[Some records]
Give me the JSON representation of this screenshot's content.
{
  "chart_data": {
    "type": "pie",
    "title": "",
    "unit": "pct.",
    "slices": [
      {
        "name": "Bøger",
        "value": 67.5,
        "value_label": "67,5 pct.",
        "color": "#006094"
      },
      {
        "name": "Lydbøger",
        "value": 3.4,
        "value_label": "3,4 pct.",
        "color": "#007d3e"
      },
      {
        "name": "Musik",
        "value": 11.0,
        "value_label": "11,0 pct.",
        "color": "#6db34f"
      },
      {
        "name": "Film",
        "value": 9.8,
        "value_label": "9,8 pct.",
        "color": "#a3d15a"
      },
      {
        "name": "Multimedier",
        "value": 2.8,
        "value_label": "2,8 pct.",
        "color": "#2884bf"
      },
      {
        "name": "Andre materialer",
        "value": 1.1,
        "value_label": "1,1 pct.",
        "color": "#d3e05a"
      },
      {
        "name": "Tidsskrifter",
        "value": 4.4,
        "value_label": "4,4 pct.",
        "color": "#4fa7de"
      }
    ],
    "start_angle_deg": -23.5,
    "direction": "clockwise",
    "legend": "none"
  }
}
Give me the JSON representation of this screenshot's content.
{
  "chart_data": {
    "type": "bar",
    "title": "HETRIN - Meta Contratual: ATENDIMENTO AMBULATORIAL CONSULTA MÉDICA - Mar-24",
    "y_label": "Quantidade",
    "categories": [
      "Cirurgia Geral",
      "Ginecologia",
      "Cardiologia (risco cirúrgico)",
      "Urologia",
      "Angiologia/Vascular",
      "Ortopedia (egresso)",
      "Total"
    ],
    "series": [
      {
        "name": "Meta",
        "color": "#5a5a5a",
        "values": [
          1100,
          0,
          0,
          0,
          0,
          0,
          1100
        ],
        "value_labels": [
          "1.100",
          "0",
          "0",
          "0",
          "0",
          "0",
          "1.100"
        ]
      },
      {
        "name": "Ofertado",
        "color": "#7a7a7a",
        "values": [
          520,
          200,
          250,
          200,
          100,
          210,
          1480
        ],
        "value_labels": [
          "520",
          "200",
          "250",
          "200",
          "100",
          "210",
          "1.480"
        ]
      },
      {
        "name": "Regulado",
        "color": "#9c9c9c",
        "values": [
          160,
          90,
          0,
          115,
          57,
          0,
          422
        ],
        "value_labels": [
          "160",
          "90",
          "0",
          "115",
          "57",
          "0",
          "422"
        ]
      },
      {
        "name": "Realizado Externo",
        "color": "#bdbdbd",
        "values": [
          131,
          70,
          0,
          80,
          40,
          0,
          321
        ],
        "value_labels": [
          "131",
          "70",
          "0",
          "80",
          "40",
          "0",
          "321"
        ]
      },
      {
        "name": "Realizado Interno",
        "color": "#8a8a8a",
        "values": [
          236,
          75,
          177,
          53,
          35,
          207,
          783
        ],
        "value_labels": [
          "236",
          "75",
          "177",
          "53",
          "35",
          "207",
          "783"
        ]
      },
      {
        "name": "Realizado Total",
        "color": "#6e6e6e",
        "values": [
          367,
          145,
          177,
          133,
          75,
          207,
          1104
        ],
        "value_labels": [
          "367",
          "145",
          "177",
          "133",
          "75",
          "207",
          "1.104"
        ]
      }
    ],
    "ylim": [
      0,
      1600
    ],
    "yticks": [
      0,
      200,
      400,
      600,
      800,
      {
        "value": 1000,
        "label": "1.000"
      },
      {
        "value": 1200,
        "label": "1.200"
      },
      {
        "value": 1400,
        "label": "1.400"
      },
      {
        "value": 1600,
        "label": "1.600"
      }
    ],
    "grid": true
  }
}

* **What is expected**: Repeat all the entries word for word.

* **Written answer**:
Give me the JSON representation of this screenshot's content.
{
  "chart_data": {
    "type": "pie",
    "title": "",
    "unit": "pct.",
    "slices": [
      {
        "name": "Bøger",
        "value": 67.5,
        "value_label": "67,5 pct.",
        "color": "#006094"
      },
      {
        "name": "Lydbøger",
        "value": 3.4,
        "value_label": "3,4 pct.",
        "color": "#007d3e"
      },
      {
        "name": "Musik",
        "value": 11.0,
        "value_label": "11,0 pct.",
        "color": "#6db34f"
      },
      {
        "name": "Film",
        "value": 9.8,
        "value_label": "9,8 pct.",
        "color": "#a3d15a"
      },
      {
        "name": "Multimedier",
        "value": 2.8,
        "value_label": "2,8 pct.",
        "color": "#2884bf"
      },
      {
        "name": "Andre materialer",
        "value": 1.1,
        "value_label": "1,1 pct.",
        "color": "#d3e05a"
      },
      {
        "name": "Tidsskrifter",
        "value": 4.4,
        "value_label": "4,4 pct.",
        "color": "#4fa7de"
      }
    ],
    "start_angle_deg": -23.5,
    "direction": "clockwise",
    "legend": "none"
  }
}
Give me the JSON representation of this screenshot's content.
{
  "chart_data": {
    "type": "bar",
    "title": "HETRIN - Meta Contratual: ATENDIMENTO AMBULATORIAL CONSULTA MÉDICA - Mar-24",
    "y_label": "Quantidade",
    "categories": [
      "Cirurgia Geral",
      "Ginecologia",
      "Cardiologia (risco cirúrgico)",
      "Urologia",
      "Angiologia/Vascular",
      "Ortopedia (egresso)",
      "Total"
    ],
    "series": [
      {
        "name": "Meta",
        "color": "#5a5a5a",
        "values": [
          1100,
          0,
          0,
          0,
          0,
          0,
          1100
        ],
        "value_labels": [
          "1.100",
          "0",
          "0",
          "0",
          "0",
          "0",
          "1.100"
        ]
      },
      {
        "name": "Ofertado",
        "color": "#7a7a7a",
        "values": [
          520,
          200,
          250,
          200,
          100,
          210,
          1480
        ],
        "value_labels": [
          "520",
          "200",
          "250",
          "200",
          "100",
          "210",
          "1.480"
        ]
      },
      {
        "name": "Regulado",
        "color": "#9c9c9c",
        "values": [
          160,
          90,
          0,
          115,
          57,
          0,
          422
        ],
        "value_labels": [
          "160",
          "90",
          "0",
          "115",
          "57",
          "0",
          "422"
        ]
      },
      {
        "name": "Realizado Externo",
        "color": "#bdbdbd",
        "values": [
          131,
          70,
          0,
          80,
          40,
          0,
          321
        ],
        "value_labels": [
          "131",
          "70",
          "0",
          "80",
          "40",
          "0",
          "321"
        ]
      },
      {
        "name": "Realizado Interno",
        "color": "#8a8a8a",
        "values": [
          236,
          75,
          177,
          53,
          35,
          207,
          783
        ],
        "value_labels": [
          "236",
          "75",
          "177",
          "53",
          "35",
          "207",
          "783"
        ]
      },
      {
        "name": "Realizado Total",
        "color": "#6e6e6e",
        "values": [
          367,
          145,
          177,
          133,
          75,
          207,
          1104
        ],
        "value_labels": [
          "367",
          "145",
          "177",
          "133",
          "75",
          "207",
          "1.104"
        ]
      }
    ],
    "ylim": [
      0,
      1600
    ],
    "yticks": [
      0,
      200,
      400,
      600,
      800,
      {
        "value": 1000,
        "label": "1.000"
      },
      {
        "value": 1200,
        "label": "1.200"
      },
      {
        "value": 1400,
        "label": "1.400"
      },
      {
        "value": 1600,
        "label": "1.600"
      }
    ],
    "grid": true
  }
}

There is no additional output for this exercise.